Figure data in JSON
begin

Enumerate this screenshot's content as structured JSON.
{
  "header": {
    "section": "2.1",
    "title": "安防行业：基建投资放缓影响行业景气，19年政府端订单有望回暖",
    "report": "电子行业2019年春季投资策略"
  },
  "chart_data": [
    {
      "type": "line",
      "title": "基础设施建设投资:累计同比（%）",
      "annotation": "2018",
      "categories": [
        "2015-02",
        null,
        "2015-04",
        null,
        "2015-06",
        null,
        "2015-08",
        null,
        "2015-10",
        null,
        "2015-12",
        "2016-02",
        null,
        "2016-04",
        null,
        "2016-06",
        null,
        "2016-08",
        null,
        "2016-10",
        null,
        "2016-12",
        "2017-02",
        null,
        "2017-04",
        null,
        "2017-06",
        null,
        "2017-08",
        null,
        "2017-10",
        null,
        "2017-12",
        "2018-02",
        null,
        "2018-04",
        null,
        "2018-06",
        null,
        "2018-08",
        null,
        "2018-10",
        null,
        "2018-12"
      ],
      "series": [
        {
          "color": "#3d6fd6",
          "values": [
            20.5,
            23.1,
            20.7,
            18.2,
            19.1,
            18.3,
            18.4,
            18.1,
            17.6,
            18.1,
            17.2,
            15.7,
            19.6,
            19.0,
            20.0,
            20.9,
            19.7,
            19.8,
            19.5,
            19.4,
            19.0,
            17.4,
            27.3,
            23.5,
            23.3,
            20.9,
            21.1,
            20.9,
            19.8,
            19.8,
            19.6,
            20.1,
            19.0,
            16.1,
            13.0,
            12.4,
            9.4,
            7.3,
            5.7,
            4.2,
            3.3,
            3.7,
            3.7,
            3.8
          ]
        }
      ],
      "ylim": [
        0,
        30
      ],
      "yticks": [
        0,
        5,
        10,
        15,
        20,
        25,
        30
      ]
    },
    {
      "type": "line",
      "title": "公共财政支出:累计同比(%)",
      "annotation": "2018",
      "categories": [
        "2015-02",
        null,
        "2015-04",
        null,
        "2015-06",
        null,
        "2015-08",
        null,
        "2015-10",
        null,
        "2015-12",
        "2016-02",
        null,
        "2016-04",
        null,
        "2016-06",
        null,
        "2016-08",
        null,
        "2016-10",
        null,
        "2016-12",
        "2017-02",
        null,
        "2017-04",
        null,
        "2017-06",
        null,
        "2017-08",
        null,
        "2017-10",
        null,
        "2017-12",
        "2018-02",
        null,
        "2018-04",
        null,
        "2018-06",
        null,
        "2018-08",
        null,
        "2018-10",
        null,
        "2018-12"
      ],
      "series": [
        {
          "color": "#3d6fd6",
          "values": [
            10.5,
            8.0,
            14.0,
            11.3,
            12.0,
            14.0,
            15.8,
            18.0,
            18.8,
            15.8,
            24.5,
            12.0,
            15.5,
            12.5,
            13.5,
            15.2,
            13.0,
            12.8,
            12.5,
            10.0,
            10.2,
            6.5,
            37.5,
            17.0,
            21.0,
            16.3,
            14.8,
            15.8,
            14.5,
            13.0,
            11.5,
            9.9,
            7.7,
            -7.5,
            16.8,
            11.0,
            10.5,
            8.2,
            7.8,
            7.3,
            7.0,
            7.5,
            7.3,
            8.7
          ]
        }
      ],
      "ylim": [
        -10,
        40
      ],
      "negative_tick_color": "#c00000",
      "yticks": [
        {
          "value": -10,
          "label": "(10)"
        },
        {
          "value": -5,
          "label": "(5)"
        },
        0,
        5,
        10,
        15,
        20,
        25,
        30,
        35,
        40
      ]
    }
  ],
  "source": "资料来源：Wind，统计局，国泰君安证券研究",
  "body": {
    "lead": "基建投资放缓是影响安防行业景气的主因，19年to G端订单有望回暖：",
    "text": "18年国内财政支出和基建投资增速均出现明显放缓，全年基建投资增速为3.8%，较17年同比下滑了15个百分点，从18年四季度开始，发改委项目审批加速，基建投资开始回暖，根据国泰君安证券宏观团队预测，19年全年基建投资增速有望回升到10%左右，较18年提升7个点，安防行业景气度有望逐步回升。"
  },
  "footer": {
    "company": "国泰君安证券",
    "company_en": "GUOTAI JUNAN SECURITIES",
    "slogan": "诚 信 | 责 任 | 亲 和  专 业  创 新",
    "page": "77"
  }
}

end

• [What you need to do]
Each record above must be given again exactly.

• [Full response]
Enumerate this screenshot's content as structured JSON.
{
  "header": {
    "section": "2.1",
    "title": "安防行业：基建投资放缓影响行业景气，19年政府端订单有望回暖",
    "report": "电子行业2019年春季投资策略"
  },
  "chart_data": [
    {
      "type": "line",
      "title": "基础设施建设投资:累计同比（%）",
      "annotation": "2018",
      "categories": [
        "2015-02",
        null,
        "2015-04",
        null,
        "2015-06",
        null,
        "2015-08",
        null,
        "2015-10",
        null,
        "2015-12",
        "2016-02",
        null,
        "2016-04",
        null,
        "2016-06",
        null,
        "2016-08",
        null,
        "2016-10",
        null,
        "2016-12",
        "2017-02",
        null,
        "2017-04",
        null,
        "2017-06",
        null,
        "2017-08",
        null,
        "2017-10",
        null,
        "2017-12",
        "2018-02",
        null,
        "2018-04",
        null,
        "2018-06",
        null,
        "2018-08",
        null,
        "2018-10",
        null,
        "2018-12"
      ],
      "series": [
        {
          "color": "#3d6fd6",
          "values": [
            20.5,
            23.1,
            20.7,
            18.2,
            19.1,
            18.3,
            18.4,
            18.1,
            17.6,
            18.1,
            17.2,
            15.7,
            19.6,
            19.0,
            20.0,
            20.9,
            19.7,
            19.8,
            19.5,
            19.4,
            19.0,
            17.4,
            27.3,
            23.5,
            23.3,
            20.9,
            21.1,
            20.9,
            19.8,
            19.8,
            19.6,
            20.1,
            19.0,
            16.1,
            13.0,
            12.4,
            9.4,
            7.3,
            5.7,
            4.2,
            3.3,
            3.7,
            3.7,
            3.8
          ]
        }
      ],
      "ylim": [
        0,
        30
      ],
      "yticks": [
        0,
        5,
        10,
        15,
        20,
        25,
        30
      ]
    },
    {
      "type": "line",
      "title": "公共财政支出:累计同比(%)",
      "annotation": "2018",
      "categories": [
        "2015-02",
        null,
        "2015-04",
        null,
        "2015-06",
        null,
        "2015-08",
        null,
        "2015-10",
        null,
        "2015-12",
        "2016-02",
        null,
        "2016-04",
        null,
        "2016-06",
        null,
        "2016-08",
        null,
        "2016-10",
        null,
        "2016-12",
        "2017-02",
        null,
        "2017-04",
        null,
        "2017-06",
        null,
        "2017-08",
        null,
        "2017-10",
        null,
        "2017-12",
        "2018-02",
        null,
        "2018-04",
        null,
        "2018-06",
        null,
        "2018-08",
        null,
        "2018-10",
        null,
        "2018-12"
      ],
      "series": [
        {
          "color": "#3d6fd6",
          "values": [
            10.5,
            8.0,
            14.0,
            11.3,
            12.0,
            14.0,
            15.8,
            18.0,
            18.8,
            15.8,
            24.5,
            12.0,
            15.5,
            12.5,
            13.5,
            15.2,
            13.0,
            12.8,
            12.5,
            10.0,
            10.2,
            6.5,
            37.5,
            17.0,
            21.0,
            16.3,
            14.8,
            15.8,
            14.5,
            13.0,
            11.5,
            9.9,
            7.7,
            -7.5,
            16.8,
            11.0,
            10.5,
            8.2,
            7.8,
            7.3,
            7.0,
            7.5,
            7.3,
            8.7
          ]
        }
      ],
      "ylim": [
        -10,
        40
      ],
      "negative_tick_color": "#c00000",
      "yticks": [
        {
          "value": -10,
          "label": "(10)"
        },
        {
          "value": -5,
          "label": "(5)"
        },
        0,
        5,
        10,
        15,
        20,
        25,
        30,
        35,
        40
      ]
    }
  ],
  "source": "资料来源：Wind，统计局，国泰君安证券研究",
  "body": {
    "lead": "基建投资放缓是影响安防行业景气的主因，19年to G端订单有望回暖：",
    "text": "18年国内财政支出和基建投资增速均出现明显放缓，全年基建投资增速为3.8%，较17年同比下滑了15个百分点，从18年四季度开始，发改委项目审批加速，基建投资开始回暖，根据国泰君安证券宏观团队预测，19年全年基建投资增速有望回升到10%左右，较18年提升7个点，安防行业景气度有望逐步回升。"
  },
  "footer": {
    "company": "国泰君安证券",
    "company_en": "GUOTAI JUNAN SECURITIES",
    "slogan": "诚 信 | 责 任 | 亲 和  专 业  创 新",
    "page": "77"
  }
}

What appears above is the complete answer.